___ Data listing ___
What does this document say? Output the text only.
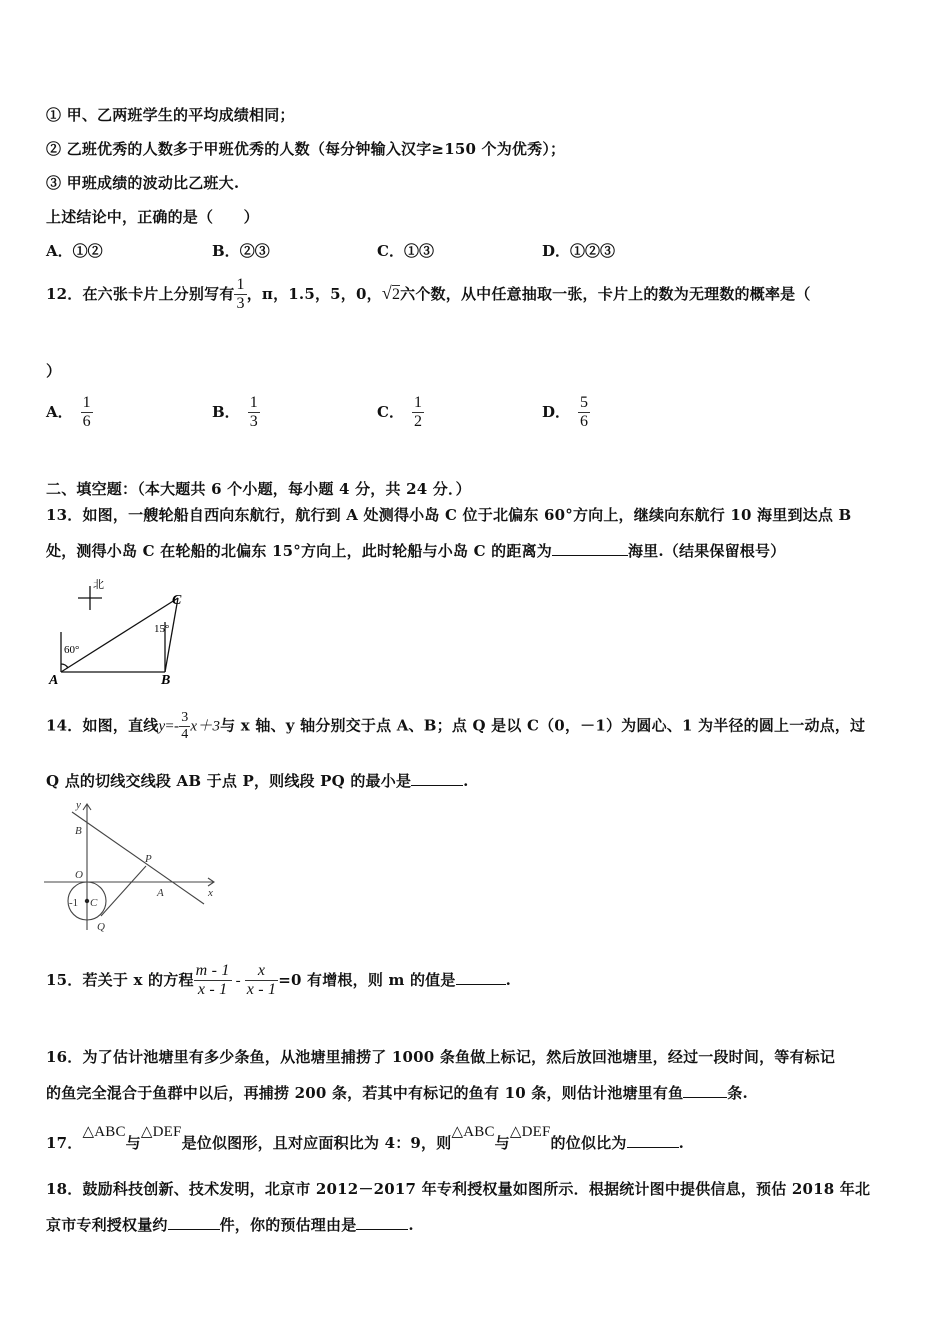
① 甲、乙两班学生的平均成绩相同；
② 乙班优秀的人数多于甲班优秀的人数（每分钟输入汉字≥150 个为优秀）；
③ 甲班成绩的波动比乙班大.
上述结论中，正确的是（　　）
A．①②	B．②③	C．①③	D．①②③
12．在六张卡片上分别写有 $\frac{1}{3}$ ，π，1.5，5，0，√2六个数，从中任意抽取一张，卡片上的数为无理数的概率是（
）
A． $\frac{1}{6}$	B． $\frac{1}{3}$	C． $\frac{1}{2}$	D． $\frac{5}{6}$
二、填空题：（本大题共 6 个小题，每小题 4 分，共 24 分．）
13．如图，一艘轮船自西向东航行，航行到 A 处测得小岛 C 位于北偏东 60°方向上，继续向东航行 10 海里到达点 B
处，测得小岛 C 在轮船的北偏东 15°方向上，此时轮船与小岛 C 的距离为	海里.（结果保留根号）
北
C
A	B
60°
15°
14．如图，直线$y=- \frac{3}{4} x+3$与 x 轴、y 轴分别交于点 A、B；点 Q 是以 C（0，－1）为圆心、1 为半径的圆上一动点，过
Q 点的切线交线段 AB 于点 P，则线段 PQ 的最小是	.
y
x
B
P
O
A
C
Q
-1
15．若关于 x 的方程 $\frac{m - 1}{x - 1} - \frac{x}{x - 1} =0$ 有增根，则 m 的值是	.
16．为了估计池塘里有多少条鱼，从池塘里捕捞了 1000 条鱼做上标记，然后放回池塘里，经过一段时间，等有标记
的鱼完全混合于鱼群中以后，再捕捞 200 条，若其中有标记的鱼有 10 条，则估计池塘里有鱼	条.
17．△ABC与△DEF是位似图形，且对应面积比为 4：9，则△ABC与△DEF的位似比为	.
18．鼓励科技创新、技术发明，北京市 2012－2017 年专利授权量如图所示．根据统计图中提供信息，预估 2018 年北
京市专利授权量约	件，你的预估理由是	.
___
> _Exercise_:
Copy out each line word for word, please, skipping the images.

> _The completed task_:
What does this document say? Output the text only.
① 甲、乙两班学生的平均成绩相同；
② 乙班优秀的人数多于甲班优秀的人数（每分钟输入汉字≥150 个为优秀）；
③ 甲班成绩的波动比乙班大.
上述结论中，正确的是（　　）
A．①②	B．②③	C．①③	D．①②③
12．在六张卡片上分别写有 $\frac{1}{3}$ ，π，1.5，5，0，√2六个数，从中任意抽取一张，卡片上的数为无理数的概率是（
）
A． $\frac{1}{6}$	B． $\frac{1}{3}$	C． $\frac{1}{2}$	D． $\frac{5}{6}$
二、填空题：（本大题共 6 个小题，每小题 4 分，共 24 分．）
13．如图，一艘轮船自西向东航行，航行到 A 处测得小岛 C 位于北偏东 60°方向上，继续向东航行 10 海里到达点 B
处，测得小岛 C 在轮船的北偏东 15°方向上，此时轮船与小岛 C 的距离为	海里.（结果保留根号）
北
C
A	B
60°
15°
14．如图，直线$y=- \frac{3}{4} x+3$与 x 轴、y 轴分别交于点 A、B；点 Q 是以 C（0，－1）为圆心、1 为半径的圆上一动点，过
Q 点的切线交线段 AB 于点 P，则线段 PQ 的最小是	.
y
x
B
P
O
A
C
Q
-1
15．若关于 x 的方程 $\frac{m - 1}{x - 1} - \frac{x}{x - 1} =0$ 有增根，则 m 的值是	.
16．为了估计池塘里有多少条鱼，从池塘里捕捞了 1000 条鱼做上标记，然后放回池塘里，经过一段时间，等有标记
的鱼完全混合于鱼群中以后，再捕捞 200 条，若其中有标记的鱼有 10 条，则估计池塘里有鱼	条.
17．△ABC与△DEF是位似图形，且对应面积比为 4：9，则△ABC与△DEF的位似比为	.
18．鼓励科技创新、技术发明，北京市 2012－2017 年专利授权量如图所示．根据统计图中提供信息，预估 2018 年北
京市专利授权量约	件，你的预估理由是	.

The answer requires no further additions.